[A run of records]
= = = = =
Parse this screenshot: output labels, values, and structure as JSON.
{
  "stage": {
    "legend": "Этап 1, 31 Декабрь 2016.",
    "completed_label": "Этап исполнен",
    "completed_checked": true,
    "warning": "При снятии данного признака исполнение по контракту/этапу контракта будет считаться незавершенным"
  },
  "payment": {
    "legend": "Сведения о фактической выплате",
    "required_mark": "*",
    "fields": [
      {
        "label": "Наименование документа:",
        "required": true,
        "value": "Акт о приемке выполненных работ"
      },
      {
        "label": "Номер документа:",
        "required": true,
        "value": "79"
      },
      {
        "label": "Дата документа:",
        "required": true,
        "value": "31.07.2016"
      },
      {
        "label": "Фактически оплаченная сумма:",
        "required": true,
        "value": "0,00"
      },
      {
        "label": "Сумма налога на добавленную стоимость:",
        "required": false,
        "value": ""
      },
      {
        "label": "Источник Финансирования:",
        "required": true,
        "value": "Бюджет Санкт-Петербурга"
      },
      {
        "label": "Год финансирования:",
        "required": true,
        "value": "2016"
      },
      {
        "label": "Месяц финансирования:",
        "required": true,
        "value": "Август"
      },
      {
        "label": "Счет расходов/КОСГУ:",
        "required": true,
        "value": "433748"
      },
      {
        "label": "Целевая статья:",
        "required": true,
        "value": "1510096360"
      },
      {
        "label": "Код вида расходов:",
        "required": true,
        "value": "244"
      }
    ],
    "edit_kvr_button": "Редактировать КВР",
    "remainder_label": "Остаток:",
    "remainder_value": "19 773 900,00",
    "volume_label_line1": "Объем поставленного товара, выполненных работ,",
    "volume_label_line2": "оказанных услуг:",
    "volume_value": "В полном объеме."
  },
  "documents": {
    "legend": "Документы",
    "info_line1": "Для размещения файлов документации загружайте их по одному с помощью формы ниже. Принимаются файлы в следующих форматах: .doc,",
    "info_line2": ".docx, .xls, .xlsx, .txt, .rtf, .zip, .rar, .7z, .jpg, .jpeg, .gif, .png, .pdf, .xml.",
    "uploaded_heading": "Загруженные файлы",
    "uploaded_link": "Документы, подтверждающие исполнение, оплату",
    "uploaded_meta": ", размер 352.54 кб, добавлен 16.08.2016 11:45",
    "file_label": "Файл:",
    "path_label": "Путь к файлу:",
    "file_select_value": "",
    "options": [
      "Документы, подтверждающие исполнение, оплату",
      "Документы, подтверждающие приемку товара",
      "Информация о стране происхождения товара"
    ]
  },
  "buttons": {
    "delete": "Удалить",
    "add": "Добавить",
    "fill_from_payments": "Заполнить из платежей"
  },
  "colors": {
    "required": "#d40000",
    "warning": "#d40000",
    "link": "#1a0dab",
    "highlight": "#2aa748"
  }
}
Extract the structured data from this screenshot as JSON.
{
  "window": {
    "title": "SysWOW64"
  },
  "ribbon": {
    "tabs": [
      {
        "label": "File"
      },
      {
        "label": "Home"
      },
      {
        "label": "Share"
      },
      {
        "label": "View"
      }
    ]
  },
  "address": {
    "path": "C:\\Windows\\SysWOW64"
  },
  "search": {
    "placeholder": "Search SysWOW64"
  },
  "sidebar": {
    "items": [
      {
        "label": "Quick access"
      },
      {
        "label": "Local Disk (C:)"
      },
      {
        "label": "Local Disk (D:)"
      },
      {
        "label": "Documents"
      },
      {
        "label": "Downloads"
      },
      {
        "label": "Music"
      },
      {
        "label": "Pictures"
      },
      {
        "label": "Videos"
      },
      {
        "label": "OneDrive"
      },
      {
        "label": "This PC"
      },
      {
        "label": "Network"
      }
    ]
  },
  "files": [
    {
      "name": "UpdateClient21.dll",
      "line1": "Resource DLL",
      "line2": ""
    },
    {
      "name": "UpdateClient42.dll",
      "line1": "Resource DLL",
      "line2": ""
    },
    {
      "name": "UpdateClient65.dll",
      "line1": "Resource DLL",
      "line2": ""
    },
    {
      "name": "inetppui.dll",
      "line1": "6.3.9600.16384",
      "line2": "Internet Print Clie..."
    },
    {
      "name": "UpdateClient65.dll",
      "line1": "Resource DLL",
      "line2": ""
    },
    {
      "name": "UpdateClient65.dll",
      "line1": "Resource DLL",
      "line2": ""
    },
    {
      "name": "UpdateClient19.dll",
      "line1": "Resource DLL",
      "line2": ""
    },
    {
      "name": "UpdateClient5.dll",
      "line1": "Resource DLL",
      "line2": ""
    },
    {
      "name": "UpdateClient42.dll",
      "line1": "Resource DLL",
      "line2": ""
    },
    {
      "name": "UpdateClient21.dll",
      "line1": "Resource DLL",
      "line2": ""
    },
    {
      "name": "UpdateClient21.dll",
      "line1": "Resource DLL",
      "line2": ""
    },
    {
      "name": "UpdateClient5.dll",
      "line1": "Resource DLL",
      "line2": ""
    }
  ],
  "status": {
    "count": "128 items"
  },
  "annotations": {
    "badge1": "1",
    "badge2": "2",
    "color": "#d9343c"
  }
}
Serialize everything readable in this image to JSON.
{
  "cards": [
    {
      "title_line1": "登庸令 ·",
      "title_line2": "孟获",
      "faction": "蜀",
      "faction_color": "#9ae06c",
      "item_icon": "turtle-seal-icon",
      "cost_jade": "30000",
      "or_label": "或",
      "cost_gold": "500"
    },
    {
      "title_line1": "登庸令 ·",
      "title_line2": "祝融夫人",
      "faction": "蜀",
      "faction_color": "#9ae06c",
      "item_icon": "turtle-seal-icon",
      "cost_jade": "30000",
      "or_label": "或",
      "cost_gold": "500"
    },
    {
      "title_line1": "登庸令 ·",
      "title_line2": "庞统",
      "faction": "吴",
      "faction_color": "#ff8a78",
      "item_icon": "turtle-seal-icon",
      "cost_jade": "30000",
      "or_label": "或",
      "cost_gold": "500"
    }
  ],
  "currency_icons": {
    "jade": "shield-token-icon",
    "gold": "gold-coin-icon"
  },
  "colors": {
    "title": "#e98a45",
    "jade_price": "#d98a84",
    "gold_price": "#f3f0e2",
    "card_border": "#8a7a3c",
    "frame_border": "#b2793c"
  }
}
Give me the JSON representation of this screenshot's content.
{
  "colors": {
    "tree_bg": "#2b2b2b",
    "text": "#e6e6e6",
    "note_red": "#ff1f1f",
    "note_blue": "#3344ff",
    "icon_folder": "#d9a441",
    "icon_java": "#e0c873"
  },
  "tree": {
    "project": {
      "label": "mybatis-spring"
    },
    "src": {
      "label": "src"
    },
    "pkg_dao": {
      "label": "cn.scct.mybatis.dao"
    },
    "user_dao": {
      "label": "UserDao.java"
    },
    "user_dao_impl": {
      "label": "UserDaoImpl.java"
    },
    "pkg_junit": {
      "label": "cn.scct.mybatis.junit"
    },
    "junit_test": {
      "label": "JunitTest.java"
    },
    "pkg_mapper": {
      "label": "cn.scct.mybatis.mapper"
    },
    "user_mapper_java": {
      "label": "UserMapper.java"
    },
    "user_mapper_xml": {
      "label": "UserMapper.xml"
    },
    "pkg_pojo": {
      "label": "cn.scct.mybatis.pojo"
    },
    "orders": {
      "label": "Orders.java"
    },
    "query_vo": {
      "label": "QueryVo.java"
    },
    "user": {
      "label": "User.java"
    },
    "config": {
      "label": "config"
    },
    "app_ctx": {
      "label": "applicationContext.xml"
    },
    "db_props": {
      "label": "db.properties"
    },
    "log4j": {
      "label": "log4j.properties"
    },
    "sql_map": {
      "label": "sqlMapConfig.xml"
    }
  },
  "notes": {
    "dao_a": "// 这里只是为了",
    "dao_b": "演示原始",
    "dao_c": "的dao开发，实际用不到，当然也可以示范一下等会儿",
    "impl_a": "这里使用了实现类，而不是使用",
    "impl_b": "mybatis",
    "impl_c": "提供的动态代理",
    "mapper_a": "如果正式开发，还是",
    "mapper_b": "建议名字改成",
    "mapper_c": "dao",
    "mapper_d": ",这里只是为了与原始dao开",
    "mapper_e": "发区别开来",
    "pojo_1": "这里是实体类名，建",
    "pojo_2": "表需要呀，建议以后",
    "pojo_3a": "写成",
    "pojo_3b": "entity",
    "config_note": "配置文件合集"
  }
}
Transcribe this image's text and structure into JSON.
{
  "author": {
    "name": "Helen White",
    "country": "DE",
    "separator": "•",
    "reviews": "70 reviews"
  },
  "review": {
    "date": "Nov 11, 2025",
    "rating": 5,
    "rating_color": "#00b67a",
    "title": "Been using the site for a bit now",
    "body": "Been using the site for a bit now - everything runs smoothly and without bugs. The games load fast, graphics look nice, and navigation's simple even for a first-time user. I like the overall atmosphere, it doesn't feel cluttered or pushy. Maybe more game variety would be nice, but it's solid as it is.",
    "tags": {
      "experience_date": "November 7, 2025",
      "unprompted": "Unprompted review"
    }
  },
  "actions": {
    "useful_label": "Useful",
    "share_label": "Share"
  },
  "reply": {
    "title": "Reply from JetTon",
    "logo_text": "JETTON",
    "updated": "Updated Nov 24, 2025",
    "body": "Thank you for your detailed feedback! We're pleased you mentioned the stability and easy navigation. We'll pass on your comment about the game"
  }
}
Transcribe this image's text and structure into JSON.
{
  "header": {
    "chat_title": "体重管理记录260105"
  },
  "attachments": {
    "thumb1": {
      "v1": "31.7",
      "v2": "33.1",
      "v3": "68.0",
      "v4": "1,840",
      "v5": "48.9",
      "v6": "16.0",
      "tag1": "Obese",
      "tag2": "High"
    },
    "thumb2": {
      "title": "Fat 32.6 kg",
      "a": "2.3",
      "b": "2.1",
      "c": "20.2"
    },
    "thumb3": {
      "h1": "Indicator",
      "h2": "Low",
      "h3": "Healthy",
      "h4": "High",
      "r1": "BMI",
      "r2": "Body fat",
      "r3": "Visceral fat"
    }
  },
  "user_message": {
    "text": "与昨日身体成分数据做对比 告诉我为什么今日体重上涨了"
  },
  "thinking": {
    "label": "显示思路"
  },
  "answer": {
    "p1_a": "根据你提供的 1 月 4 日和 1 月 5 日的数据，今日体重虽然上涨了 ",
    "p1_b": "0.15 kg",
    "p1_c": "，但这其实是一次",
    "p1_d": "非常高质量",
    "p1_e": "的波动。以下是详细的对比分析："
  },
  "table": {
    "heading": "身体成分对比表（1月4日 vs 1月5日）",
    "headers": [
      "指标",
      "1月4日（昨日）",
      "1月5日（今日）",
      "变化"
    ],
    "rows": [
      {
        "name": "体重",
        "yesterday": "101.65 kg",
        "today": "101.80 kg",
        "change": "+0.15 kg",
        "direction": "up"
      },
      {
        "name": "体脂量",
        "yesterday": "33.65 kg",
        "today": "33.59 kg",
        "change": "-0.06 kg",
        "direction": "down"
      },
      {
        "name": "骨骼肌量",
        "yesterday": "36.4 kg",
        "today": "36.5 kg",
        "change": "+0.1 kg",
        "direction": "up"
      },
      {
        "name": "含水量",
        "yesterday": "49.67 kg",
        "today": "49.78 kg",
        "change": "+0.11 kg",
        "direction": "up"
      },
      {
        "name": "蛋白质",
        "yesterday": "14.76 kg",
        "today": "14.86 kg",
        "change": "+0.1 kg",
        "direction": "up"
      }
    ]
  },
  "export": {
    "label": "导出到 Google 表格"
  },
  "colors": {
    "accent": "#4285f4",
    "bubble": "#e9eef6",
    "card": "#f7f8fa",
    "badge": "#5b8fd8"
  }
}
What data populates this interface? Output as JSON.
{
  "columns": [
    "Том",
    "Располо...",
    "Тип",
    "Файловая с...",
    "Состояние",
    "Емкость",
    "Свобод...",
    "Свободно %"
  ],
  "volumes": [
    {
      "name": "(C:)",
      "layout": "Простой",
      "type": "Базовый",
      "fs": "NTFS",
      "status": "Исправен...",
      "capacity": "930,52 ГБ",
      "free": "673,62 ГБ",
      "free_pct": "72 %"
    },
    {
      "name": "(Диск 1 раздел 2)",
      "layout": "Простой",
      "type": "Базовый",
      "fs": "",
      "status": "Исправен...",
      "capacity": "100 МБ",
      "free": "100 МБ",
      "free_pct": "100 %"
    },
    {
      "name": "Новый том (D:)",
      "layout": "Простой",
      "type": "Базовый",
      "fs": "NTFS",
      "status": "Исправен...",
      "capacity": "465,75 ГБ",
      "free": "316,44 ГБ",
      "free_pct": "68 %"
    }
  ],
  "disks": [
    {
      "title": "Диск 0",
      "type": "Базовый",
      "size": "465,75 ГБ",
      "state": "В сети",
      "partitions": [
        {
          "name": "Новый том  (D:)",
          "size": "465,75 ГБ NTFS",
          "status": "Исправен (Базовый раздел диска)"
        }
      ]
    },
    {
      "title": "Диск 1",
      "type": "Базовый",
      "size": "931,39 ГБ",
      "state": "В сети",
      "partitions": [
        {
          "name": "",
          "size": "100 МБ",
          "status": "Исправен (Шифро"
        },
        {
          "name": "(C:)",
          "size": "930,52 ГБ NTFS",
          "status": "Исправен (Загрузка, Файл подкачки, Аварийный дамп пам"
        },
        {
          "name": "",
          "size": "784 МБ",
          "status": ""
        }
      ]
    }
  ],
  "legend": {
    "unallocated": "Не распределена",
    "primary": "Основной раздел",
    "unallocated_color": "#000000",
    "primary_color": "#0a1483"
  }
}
= = = = =
# Directive:
Supply the count of lines in the entries that contain the word "capacity", and nothing besides.

# Solved exercise:
3